> _Sobre el ejercicio_: Según el fragmento sobre la soledad, ¿en qué obra recoge John Donne las palabras que se evocan?

> _Fragmento del texto_:
───

Lo terrible es la exclusión forzada, ese verse solo sin que se pueda remediar el sonido de las olas al romper en la orilla y la monótona danza de las estrellas en el cielo al clausurarse el infinito día. Así que si el infortunio o una suma desgraciada de ellos me importuna y malogra mi estancia en el idilio de las ciudades pediría que me avituallasen de libros. Ahí sentiría que no me desangro del todo, que el aire continúa haciendo su oficio en mis pulmones, que mi cabeza está ocupada en el heroico acto de inmiscuirse en la de todos los que en alguna ocasión decidieron abrirse la suya y registrar con palabras lo que allí fueron encontrando. Yo mismo desalojo la mía en cuando tengo ocasión o cuando la inspiración, qué será eso, me corteja y extrae las palabras y luego las frases enteras, unas detrás de otras, encomendadas a la atención del lector, que es también un escritor que todavía no ha decidido decantarse por volcar su espíritu. Porque ningún hombre es una isla. No será cosa ahora de que recuerde las palabras de John Donne, recogidas en “Devociones para circunstancias inminentes”: la disminución propia cuando se disminuye lo ajeno, lo de no preguntar nunca por quién doblan las campanas (doblan por ti). Y son tiempos extraños. Los devasta la costumbre de señalar al distinto, de sancionar su otredad, de maniobrar (sibilinamente muchas veces) para que el futuro no sea fértil para todos, sino que dé sustento a los pocos que se arrogan su propiedad. La atención que se dispensa a lo distinto es todavía ínfima. Las soledades que hoy abundan son una consecuencia de estos tenebrismos legislativos o morales, una cosa conduce a la otra. La política es a veces una forma velada de piratería. Hay gente sola, hay hambre de compañía. No queremos robinsones. Los naufragios ocurren en casa. Un día te levantas apesadumbrado: percibes que este mundo no es el tuyo, deseas que ninguna lo sea. Esa desgracia es la que escribe el espíritu de esta sociedad acelerada, apenas consciente del mal que la cerca y corrompe.

───

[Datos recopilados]
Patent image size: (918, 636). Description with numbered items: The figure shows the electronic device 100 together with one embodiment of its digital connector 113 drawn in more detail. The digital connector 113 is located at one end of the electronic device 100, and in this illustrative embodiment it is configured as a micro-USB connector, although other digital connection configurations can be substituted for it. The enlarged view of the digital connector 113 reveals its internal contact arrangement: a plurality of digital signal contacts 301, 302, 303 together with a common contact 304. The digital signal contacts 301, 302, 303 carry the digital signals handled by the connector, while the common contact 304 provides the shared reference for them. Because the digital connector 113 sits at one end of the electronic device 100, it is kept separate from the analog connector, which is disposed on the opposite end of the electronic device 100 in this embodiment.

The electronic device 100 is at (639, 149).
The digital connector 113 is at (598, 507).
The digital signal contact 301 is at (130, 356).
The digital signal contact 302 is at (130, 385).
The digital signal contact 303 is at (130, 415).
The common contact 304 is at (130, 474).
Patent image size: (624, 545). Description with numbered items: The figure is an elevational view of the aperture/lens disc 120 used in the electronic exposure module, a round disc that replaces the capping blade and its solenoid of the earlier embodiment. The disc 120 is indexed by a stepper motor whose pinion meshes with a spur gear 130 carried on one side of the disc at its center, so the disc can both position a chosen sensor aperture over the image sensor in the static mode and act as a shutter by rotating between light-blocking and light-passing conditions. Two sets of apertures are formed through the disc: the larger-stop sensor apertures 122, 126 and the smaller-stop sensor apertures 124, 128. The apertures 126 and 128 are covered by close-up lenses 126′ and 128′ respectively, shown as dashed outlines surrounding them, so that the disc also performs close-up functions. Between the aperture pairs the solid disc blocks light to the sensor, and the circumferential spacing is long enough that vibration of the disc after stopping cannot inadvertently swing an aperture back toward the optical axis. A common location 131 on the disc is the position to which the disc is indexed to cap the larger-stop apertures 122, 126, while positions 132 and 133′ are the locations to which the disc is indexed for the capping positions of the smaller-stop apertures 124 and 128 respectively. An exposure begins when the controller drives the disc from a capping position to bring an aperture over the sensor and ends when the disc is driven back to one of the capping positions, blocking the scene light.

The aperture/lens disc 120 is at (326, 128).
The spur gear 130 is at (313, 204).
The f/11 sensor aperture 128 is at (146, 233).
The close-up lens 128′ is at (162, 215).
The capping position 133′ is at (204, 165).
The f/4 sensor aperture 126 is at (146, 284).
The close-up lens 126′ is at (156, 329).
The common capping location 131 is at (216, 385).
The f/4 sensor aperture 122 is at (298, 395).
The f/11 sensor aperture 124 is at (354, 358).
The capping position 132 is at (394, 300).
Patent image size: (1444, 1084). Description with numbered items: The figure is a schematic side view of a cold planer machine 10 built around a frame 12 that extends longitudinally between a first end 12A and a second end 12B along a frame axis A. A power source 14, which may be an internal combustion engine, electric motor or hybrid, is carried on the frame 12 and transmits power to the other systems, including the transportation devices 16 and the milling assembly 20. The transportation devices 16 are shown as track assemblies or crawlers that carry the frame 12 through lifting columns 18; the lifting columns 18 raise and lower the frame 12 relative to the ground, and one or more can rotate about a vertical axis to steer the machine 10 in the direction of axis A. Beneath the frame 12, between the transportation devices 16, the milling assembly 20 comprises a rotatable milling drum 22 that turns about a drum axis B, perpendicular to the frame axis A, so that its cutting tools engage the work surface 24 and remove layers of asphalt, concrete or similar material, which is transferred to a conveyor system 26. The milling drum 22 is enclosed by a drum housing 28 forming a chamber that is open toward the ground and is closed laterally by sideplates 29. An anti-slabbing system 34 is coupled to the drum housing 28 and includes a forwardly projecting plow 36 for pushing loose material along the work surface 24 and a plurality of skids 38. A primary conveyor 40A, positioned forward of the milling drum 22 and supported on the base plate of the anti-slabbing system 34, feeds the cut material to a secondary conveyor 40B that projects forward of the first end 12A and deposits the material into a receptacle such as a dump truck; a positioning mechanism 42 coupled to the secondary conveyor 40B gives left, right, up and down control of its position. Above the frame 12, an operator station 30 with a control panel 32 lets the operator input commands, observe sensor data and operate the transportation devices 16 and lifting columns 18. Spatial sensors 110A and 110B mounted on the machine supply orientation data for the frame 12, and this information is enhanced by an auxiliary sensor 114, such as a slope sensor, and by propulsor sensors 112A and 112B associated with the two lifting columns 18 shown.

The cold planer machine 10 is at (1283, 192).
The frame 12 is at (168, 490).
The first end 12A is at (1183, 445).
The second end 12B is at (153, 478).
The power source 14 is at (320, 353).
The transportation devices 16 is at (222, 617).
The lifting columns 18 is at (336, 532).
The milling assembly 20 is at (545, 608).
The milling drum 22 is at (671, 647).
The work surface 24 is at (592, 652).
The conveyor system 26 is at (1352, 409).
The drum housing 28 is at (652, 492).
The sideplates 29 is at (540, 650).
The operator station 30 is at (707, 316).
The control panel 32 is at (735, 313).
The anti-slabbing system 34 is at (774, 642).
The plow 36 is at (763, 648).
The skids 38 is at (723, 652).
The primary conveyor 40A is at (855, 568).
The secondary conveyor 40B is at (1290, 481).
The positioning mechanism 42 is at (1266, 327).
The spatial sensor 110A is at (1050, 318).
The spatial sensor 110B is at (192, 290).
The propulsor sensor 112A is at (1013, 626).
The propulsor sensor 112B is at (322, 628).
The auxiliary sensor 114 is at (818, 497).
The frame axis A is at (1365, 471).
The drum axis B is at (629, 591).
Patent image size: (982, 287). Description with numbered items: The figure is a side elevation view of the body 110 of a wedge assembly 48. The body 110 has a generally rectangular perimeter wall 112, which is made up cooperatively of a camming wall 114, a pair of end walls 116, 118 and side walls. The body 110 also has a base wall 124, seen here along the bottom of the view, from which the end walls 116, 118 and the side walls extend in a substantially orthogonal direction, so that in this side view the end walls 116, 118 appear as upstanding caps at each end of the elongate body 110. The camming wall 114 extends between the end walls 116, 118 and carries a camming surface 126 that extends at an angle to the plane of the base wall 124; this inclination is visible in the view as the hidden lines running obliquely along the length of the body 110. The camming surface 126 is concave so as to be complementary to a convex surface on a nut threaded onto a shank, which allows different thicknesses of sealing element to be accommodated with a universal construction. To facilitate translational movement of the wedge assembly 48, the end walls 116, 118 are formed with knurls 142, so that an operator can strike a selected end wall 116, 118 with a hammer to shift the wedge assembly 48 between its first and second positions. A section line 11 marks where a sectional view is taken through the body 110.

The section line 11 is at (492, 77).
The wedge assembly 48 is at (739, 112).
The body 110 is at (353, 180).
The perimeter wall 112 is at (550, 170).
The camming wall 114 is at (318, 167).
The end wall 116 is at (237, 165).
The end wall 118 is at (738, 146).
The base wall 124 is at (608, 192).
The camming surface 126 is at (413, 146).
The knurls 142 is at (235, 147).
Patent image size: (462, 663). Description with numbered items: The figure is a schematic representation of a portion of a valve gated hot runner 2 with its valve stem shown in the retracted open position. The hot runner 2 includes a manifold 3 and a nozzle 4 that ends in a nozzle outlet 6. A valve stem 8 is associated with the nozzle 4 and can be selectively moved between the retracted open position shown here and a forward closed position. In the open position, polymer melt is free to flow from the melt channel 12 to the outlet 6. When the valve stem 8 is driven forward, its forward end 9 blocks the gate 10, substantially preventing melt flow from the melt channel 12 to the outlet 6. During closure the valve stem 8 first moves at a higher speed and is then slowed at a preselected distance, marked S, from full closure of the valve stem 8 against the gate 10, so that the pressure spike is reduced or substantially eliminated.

───

> _Respuesta a continuación_: En “Devociones para circunstancias inminentes”.